> Data for this task:
━━━━

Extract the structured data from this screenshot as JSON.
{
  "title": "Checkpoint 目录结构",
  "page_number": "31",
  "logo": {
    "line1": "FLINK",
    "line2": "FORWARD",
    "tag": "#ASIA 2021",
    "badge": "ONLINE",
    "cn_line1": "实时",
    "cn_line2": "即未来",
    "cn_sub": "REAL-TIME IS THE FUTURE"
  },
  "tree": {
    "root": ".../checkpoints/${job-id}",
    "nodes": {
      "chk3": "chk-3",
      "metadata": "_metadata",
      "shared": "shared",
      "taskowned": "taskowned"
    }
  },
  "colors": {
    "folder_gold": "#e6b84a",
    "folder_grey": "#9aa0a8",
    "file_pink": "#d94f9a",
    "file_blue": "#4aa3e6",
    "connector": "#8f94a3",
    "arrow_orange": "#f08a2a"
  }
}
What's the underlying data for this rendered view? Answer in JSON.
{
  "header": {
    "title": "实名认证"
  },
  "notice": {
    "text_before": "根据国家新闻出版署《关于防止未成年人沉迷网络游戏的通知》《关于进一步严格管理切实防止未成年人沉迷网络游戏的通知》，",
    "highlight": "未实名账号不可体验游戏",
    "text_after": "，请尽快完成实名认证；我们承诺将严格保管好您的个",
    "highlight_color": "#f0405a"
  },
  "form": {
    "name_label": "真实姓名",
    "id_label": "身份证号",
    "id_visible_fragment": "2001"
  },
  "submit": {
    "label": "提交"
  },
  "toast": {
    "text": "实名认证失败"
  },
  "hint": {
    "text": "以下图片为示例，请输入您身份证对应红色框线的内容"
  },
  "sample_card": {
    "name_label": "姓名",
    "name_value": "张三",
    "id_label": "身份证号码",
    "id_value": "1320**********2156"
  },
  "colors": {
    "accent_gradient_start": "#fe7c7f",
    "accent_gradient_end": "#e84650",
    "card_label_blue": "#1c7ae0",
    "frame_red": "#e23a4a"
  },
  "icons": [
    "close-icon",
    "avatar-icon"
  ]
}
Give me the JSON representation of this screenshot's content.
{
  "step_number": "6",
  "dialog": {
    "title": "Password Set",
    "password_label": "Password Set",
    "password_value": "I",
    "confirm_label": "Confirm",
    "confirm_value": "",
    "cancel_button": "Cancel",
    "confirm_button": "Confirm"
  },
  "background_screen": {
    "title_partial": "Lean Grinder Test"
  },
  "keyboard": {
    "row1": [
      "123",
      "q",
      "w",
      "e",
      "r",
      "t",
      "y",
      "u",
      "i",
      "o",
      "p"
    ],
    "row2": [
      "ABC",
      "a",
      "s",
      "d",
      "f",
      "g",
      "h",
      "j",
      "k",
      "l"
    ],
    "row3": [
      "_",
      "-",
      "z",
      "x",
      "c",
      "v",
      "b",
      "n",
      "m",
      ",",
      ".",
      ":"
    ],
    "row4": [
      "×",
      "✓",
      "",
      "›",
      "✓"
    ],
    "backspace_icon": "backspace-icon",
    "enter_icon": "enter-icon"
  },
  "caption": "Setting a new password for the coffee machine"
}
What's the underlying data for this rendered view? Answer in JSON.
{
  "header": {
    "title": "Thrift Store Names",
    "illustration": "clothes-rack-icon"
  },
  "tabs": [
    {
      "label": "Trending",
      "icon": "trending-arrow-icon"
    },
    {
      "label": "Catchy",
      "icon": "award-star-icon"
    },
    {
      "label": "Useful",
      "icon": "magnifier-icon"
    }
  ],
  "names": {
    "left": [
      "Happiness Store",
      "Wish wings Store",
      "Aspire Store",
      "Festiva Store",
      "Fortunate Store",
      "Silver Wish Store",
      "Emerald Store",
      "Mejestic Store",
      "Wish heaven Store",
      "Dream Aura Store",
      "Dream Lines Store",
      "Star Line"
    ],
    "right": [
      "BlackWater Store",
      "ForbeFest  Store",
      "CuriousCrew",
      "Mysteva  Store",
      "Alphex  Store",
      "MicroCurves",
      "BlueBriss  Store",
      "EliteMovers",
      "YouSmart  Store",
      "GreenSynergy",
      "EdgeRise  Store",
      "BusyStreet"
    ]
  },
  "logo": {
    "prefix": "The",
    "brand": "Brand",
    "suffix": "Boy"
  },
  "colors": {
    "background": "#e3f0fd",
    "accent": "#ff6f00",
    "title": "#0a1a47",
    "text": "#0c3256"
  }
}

━━━━

> Challenge: Reproduce all data above, unchanged.

> Result below:
Extract the structured data from this screenshot as JSON.
{
  "title": "Checkpoint 目录结构",
  "page_number": "31",
  "logo": {
    "line1": "FLINK",
    "line2": "FORWARD",
    "tag": "#ASIA 2021",
    "badge": "ONLINE",
    "cn_line1": "实时",
    "cn_line2": "即未来",
    "cn_sub": "REAL-TIME IS THE FUTURE"
  },
  "tree": {
    "root": ".../checkpoints/${job-id}",
    "nodes": {
      "chk3": "chk-3",
      "metadata": "_metadata",
      "shared": "shared",
      "taskowned": "taskowned"
    }
  },
  "colors": {
    "folder_gold": "#e6b84a",
    "folder_grey": "#9aa0a8",
    "file_pink": "#d94f9a",
    "file_blue": "#4aa3e6",
    "connector": "#8f94a3",
    "arrow_orange": "#f08a2a"
  }
}
What's the underlying data for this rendered view? Answer in JSON.
{
  "header": {
    "title": "实名认证"
  },
  "notice": {
    "text_before": "根据国家新闻出版署《关于防止未成年人沉迷网络游戏的通知》《关于进一步严格管理切实防止未成年人沉迷网络游戏的通知》，",
    "highlight": "未实名账号不可体验游戏",
    "text_after": "，请尽快完成实名认证；我们承诺将严格保管好您的个",
    "highlight_color": "#f0405a"
  },
  "form": {
    "name_label": "真实姓名",
    "id_label": "身份证号",
    "id_visible_fragment": "2001"
  },
  "submit": {
    "label": "提交"
  },
  "toast": {
    "text": "实名认证失败"
  },
  "hint": {
    "text": "以下图片为示例，请输入您身份证对应红色框线的内容"
  },
  "sample_card": {
    "name_label": "姓名",
    "name_value": "张三",
    "id_label": "身份证号码",
    "id_value": "1320**********2156"
  },
  "colors": {
    "accent_gradient_start": "#fe7c7f",
    "accent_gradient_end": "#e84650",
    "card_label_blue": "#1c7ae0",
    "frame_red": "#e23a4a"
  },
  "icons": [
    "close-icon",
    "avatar-icon"
  ]
}
Give me the JSON representation of this screenshot's content.
{
  "step_number": "6",
  "dialog": {
    "title": "Password Set",
    "password_label": "Password Set",
    "password_value": "I",
    "confirm_label": "Confirm",
    "confirm_value": "",
    "cancel_button": "Cancel",
    "confirm_button": "Confirm"
  },
  "background_screen": {
    "title_partial": "Lean Grinder Test"
  },
  "keyboard": {
    "row1": [
      "123",
      "q",
      "w",
      "e",
      "r",
      "t",
      "y",
      "u",
      "i",
      "o",
      "p"
    ],
    "row2": [
      "ABC",
      "a",
      "s",
      "d",
      "f",
      "g",
      "h",
      "j",
      "k",
      "l"
    ],
    "row3": [
      "_",
      "-",
      "z",
      "x",
      "c",
      "v",
      "b",
      "n",
      "m",
      ",",
      ".",
      ":"
    ],
    "row4": [
      "×",
      "✓",
      "",
      "›",
      "✓"
    ],
    "backspace_icon": "backspace-icon",
    "enter_icon": "enter-icon"
  },
  "caption": "Setting a new password for the coffee machine"
}
What's the underlying data for this rendered view? Answer in JSON.
{
  "header": {
    "title": "Thrift Store Names",
    "illustration": "clothes-rack-icon"
  },
  "tabs": [
    {
      "label": "Trending",
      "icon": "trending-arrow-icon"
    },
    {
      "label": "Catchy",
      "icon": "award-star-icon"
    },
    {
      "label": "Useful",
      "icon": "magnifier-icon"
    }
  ],
  "names": {
    "left": [
      "Happiness Store",
      "Wish wings Store",
      "Aspire Store",
      "Festiva Store",
      "Fortunate Store",
      "Silver Wish Store",
      "Emerald Store",
      "Mejestic Store",
      "Wish heaven Store",
      "Dream Aura Store",
      "Dream Lines Store",
      "Star Line"
    ],
    "right": [
      "BlackWater Store",
      "ForbeFest  Store",
      "CuriousCrew",
      "Mysteva  Store",
      "Alphex  Store",
      "MicroCurves",
      "BlueBriss  Store",
      "EliteMovers",
      "YouSmart  Store",
      "GreenSynergy",
      "EdgeRise  Store",
      "BusyStreet"
    ]
  },
  "logo": {
    "prefix": "The",
    "brand": "Brand",
    "suffix": "Boy"
  },
  "colors": {
    "background": "#e3f0fd",
    "accent": "#ff6f00",
    "title": "#0a1a47",
    "text": "#0c3256"
  }
}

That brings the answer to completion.